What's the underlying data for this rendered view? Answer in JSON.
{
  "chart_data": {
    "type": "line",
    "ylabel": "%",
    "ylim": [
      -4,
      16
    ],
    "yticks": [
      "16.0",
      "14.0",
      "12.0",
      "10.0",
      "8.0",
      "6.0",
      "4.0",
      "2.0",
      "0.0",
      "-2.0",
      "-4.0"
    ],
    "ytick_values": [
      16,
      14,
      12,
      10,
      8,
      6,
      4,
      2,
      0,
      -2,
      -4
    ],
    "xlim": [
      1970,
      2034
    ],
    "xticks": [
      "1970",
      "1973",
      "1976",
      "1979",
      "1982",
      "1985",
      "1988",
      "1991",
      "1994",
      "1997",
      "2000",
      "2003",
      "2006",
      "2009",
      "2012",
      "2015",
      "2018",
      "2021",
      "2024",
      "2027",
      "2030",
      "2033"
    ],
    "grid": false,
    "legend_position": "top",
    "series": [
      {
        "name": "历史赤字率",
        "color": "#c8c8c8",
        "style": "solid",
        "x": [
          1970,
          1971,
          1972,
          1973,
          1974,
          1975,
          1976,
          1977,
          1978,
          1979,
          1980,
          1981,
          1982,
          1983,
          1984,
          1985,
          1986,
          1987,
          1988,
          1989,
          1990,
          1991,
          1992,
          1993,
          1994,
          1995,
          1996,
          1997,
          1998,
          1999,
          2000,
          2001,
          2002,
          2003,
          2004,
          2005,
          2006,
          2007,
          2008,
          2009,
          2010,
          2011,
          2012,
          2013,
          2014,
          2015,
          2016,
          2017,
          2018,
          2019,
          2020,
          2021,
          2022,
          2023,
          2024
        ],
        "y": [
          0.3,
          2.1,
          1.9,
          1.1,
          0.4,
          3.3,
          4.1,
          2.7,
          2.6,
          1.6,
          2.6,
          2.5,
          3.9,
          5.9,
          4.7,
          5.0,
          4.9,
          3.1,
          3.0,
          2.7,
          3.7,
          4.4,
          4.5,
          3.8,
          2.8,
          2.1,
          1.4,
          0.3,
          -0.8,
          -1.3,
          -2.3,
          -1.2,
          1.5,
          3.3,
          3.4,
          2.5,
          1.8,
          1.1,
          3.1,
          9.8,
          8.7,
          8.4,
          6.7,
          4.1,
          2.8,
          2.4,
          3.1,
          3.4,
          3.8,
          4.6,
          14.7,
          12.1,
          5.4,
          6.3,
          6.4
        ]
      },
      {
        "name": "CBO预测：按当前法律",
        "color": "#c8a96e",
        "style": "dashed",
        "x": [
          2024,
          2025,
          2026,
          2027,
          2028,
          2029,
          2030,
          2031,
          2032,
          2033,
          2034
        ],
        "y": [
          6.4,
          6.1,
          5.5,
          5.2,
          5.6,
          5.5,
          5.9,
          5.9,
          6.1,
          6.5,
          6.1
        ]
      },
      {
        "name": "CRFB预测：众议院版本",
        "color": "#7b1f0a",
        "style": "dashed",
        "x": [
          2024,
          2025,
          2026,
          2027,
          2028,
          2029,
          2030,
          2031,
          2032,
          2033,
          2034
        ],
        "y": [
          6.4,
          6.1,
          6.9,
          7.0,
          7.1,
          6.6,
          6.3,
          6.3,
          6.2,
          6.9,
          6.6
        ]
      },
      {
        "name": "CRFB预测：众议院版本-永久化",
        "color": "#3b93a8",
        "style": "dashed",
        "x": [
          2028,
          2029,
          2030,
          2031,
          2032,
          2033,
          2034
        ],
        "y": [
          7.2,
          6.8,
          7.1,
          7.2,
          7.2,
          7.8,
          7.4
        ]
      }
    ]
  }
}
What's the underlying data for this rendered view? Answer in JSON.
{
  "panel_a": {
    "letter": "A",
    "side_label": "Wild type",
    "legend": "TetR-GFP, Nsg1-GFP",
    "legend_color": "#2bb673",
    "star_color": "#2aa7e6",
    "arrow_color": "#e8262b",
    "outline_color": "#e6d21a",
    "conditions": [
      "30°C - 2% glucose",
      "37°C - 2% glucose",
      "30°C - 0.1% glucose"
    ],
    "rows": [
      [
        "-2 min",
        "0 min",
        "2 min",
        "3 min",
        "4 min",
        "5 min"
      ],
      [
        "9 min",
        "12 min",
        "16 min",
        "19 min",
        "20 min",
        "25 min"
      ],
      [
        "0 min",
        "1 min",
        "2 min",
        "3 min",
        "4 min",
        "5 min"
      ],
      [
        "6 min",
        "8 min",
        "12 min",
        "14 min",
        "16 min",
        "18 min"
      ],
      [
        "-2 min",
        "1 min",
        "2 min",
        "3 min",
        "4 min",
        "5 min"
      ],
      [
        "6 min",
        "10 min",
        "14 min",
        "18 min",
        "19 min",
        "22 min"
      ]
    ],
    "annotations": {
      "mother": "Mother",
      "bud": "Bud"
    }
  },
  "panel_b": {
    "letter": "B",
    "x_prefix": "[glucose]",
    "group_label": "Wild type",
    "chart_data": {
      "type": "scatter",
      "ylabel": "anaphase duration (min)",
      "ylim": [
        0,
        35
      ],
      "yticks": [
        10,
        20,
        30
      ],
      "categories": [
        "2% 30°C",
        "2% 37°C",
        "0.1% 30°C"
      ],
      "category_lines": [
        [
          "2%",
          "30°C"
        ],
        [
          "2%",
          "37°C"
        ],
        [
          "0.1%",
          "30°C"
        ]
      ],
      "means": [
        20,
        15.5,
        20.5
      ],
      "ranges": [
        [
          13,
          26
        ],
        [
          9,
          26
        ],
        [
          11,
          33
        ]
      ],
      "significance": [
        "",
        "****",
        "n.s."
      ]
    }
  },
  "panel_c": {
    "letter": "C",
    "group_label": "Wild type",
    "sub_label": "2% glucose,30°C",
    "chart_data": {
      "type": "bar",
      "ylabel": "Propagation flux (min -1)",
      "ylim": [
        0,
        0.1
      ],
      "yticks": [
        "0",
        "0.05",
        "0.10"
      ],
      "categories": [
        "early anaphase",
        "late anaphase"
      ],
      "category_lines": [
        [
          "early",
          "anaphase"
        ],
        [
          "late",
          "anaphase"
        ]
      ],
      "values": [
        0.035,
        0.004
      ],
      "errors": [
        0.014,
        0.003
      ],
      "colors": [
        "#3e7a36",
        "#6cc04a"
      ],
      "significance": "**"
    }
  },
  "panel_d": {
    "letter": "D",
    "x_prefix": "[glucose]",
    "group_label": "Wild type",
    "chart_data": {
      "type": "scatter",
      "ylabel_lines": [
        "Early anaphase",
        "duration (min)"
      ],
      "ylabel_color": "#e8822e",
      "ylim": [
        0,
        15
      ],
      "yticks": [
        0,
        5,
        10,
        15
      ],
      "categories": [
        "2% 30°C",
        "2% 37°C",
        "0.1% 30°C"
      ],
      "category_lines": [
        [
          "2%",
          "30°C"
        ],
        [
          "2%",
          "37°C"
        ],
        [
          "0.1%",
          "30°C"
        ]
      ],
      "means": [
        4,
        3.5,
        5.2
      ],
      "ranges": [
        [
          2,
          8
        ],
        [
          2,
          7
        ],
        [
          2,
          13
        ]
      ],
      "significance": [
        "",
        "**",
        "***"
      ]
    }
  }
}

> **WHAT THIS TASK INVOLVES**
Repeat all entries. Match them exactly.

> **RESPONSE TO THE EXERCISE**
What's the underlying data for this rendered view? Answer in JSON.
{
  "chart_data": {
    "type": "line",
    "ylabel": "%",
    "ylim": [
      -4,
      16
    ],
    "yticks": [
      "16.0",
      "14.0",
      "12.0",
      "10.0",
      "8.0",
      "6.0",
      "4.0",
      "2.0",
      "0.0",
      "-2.0",
      "-4.0"
    ],
    "ytick_values": [
      16,
      14,
      12,
      10,
      8,
      6,
      4,
      2,
      0,
      -2,
      -4
    ],
    "xlim": [
      1970,
      2034
    ],
    "xticks": [
      "1970",
      "1973",
      "1976",
      "1979",
      "1982",
      "1985",
      "1988",
      "1991",
      "1994",
      "1997",
      "2000",
      "2003",
      "2006",
      "2009",
      "2012",
      "2015",
      "2018",
      "2021",
      "2024",
      "2027",
      "2030",
      "2033"
    ],
    "grid": false,
    "legend_position": "top",
    "series": [
      {
        "name": "历史赤字率",
        "color": "#c8c8c8",
        "style": "solid",
        "x": [
          1970,
          1971,
          1972,
          1973,
          1974,
          1975,
          1976,
          1977,
          1978,
          1979,
          1980,
          1981,
          1982,
          1983,
          1984,
          1985,
          1986,
          1987,
          1988,
          1989,
          1990,
          1991,
          1992,
          1993,
          1994,
          1995,
          1996,
          1997,
          1998,
          1999,
          2000,
          2001,
          2002,
          2003,
          2004,
          2005,
          2006,
          2007,
          2008,
          2009,
          2010,
          2011,
          2012,
          2013,
          2014,
          2015,
          2016,
          2017,
          2018,
          2019,
          2020,
          2021,
          2022,
          2023,
          2024
        ],
        "y": [
          0.3,
          2.1,
          1.9,
          1.1,
          0.4,
          3.3,
          4.1,
          2.7,
          2.6,
          1.6,
          2.6,
          2.5,
          3.9,
          5.9,
          4.7,
          5.0,
          4.9,
          3.1,
          3.0,
          2.7,
          3.7,
          4.4,
          4.5,
          3.8,
          2.8,
          2.1,
          1.4,
          0.3,
          -0.8,
          -1.3,
          -2.3,
          -1.2,
          1.5,
          3.3,
          3.4,
          2.5,
          1.8,
          1.1,
          3.1,
          9.8,
          8.7,
          8.4,
          6.7,
          4.1,
          2.8,
          2.4,
          3.1,
          3.4,
          3.8,
          4.6,
          14.7,
          12.1,
          5.4,
          6.3,
          6.4
        ]
      },
      {
        "name": "CBO预测：按当前法律",
        "color": "#c8a96e",
        "style": "dashed",
        "x": [
          2024,
          2025,
          2026,
          2027,
          2028,
          2029,
          2030,
          2031,
          2032,
          2033,
          2034
        ],
        "y": [
          6.4,
          6.1,
          5.5,
          5.2,
          5.6,
          5.5,
          5.9,
          5.9,
          6.1,
          6.5,
          6.1
        ]
      },
      {
        "name": "CRFB预测：众议院版本",
        "color": "#7b1f0a",
        "style": "dashed",
        "x": [
          2024,
          2025,
          2026,
          2027,
          2028,
          2029,
          2030,
          2031,
          2032,
          2033,
          2034
        ],
        "y": [
          6.4,
          6.1,
          6.9,
          7.0,
          7.1,
          6.6,
          6.3,
          6.3,
          6.2,
          6.9,
          6.6
        ]
      },
      {
        "name": "CRFB预测：众议院版本-永久化",
        "color": "#3b93a8",
        "style": "dashed",
        "x": [
          2028,
          2029,
          2030,
          2031,
          2032,
          2033,
          2034
        ],
        "y": [
          7.2,
          6.8,
          7.1,
          7.2,
          7.2,
          7.8,
          7.4
        ]
      }
    ]
  }
}
What's the underlying data for this rendered view? Answer in JSON.
{
  "panel_a": {
    "letter": "A",
    "side_label": "Wild type",
    "legend": "TetR-GFP, Nsg1-GFP",
    "legend_color": "#2bb673",
    "star_color": "#2aa7e6",
    "arrow_color": "#e8262b",
    "outline_color": "#e6d21a",
    "conditions": [
      "30°C - 2% glucose",
      "37°C - 2% glucose",
      "30°C - 0.1% glucose"
    ],
    "rows": [
      [
        "-2 min",
        "0 min",
        "2 min",
        "3 min",
        "4 min",
        "5 min"
      ],
      [
        "9 min",
        "12 min",
        "16 min",
        "19 min",
        "20 min",
        "25 min"
      ],
      [
        "0 min",
        "1 min",
        "2 min",
        "3 min",
        "4 min",
        "5 min"
      ],
      [
        "6 min",
        "8 min",
        "12 min",
        "14 min",
        "16 min",
        "18 min"
      ],
      [
        "-2 min",
        "1 min",
        "2 min",
        "3 min",
        "4 min",
        "5 min"
      ],
      [
        "6 min",
        "10 min",
        "14 min",
        "18 min",
        "19 min",
        "22 min"
      ]
    ],
    "annotations": {
      "mother": "Mother",
      "bud": "Bud"
    }
  },
  "panel_b": {
    "letter": "B",
    "x_prefix": "[glucose]",
    "group_label": "Wild type",
    "chart_data": {
      "type": "scatter",
      "ylabel": "anaphase duration (min)",
      "ylim": [
        0,
        35
      ],
      "yticks": [
        10,
        20,
        30
      ],
      "categories": [
        "2% 30°C",
        "2% 37°C",
        "0.1% 30°C"
      ],
      "category_lines": [
        [
          "2%",
          "30°C"
        ],
        [
          "2%",
          "37°C"
        ],
        [
          "0.1%",
          "30°C"
        ]
      ],
      "means": [
        20,
        15.5,
        20.5
      ],
      "ranges": [
        [
          13,
          26
        ],
        [
          9,
          26
        ],
        [
          11,
          33
        ]
      ],
      "significance": [
        "",
        "****",
        "n.s."
      ]
    }
  },
  "panel_c": {
    "letter": "C",
    "group_label": "Wild type",
    "sub_label": "2% glucose,30°C",
    "chart_data": {
      "type": "bar",
      "ylabel": "Propagation flux (min -1)",
      "ylim": [
        0,
        0.1
      ],
      "yticks": [
        "0",
        "0.05",
        "0.10"
      ],
      "categories": [
        "early anaphase",
        "late anaphase"
      ],
      "category_lines": [
        [
          "early",
          "anaphase"
        ],
        [
          "late",
          "anaphase"
        ]
      ],
      "values": [
        0.035,
        0.004
      ],
      "errors": [
        0.014,
        0.003
      ],
      "colors": [
        "#3e7a36",
        "#6cc04a"
      ],
      "significance": "**"
    }
  },
  "panel_d": {
    "letter": "D",
    "x_prefix": "[glucose]",
    "group_label": "Wild type",
    "chart_data": {
      "type": "scatter",
      "ylabel_lines": [
        "Early anaphase",
        "duration (min)"
      ],
      "ylabel_color": "#e8822e",
      "ylim": [
        0,
        15
      ],
      "yticks": [
        0,
        5,
        10,
        15
      ],
      "categories": [
        "2% 30°C",
        "2% 37°C",
        "0.1% 30°C"
      ],
      "category_lines": [
        [
          "2%",
          "30°C"
        ],
        [
          "2%",
          "37°C"
        ],
        [
          "0.1%",
          "30°C"
        ]
      ],
      "means": [
        4,
        3.5,
        5.2
      ],
      "ranges": [
        [
          2,
          8
        ],
        [
          2,
          7
        ],
        [
          2,
          13
        ]
      ],
      "significance": [
        "",
        "**",
        "***"
      ]
    }
  }
}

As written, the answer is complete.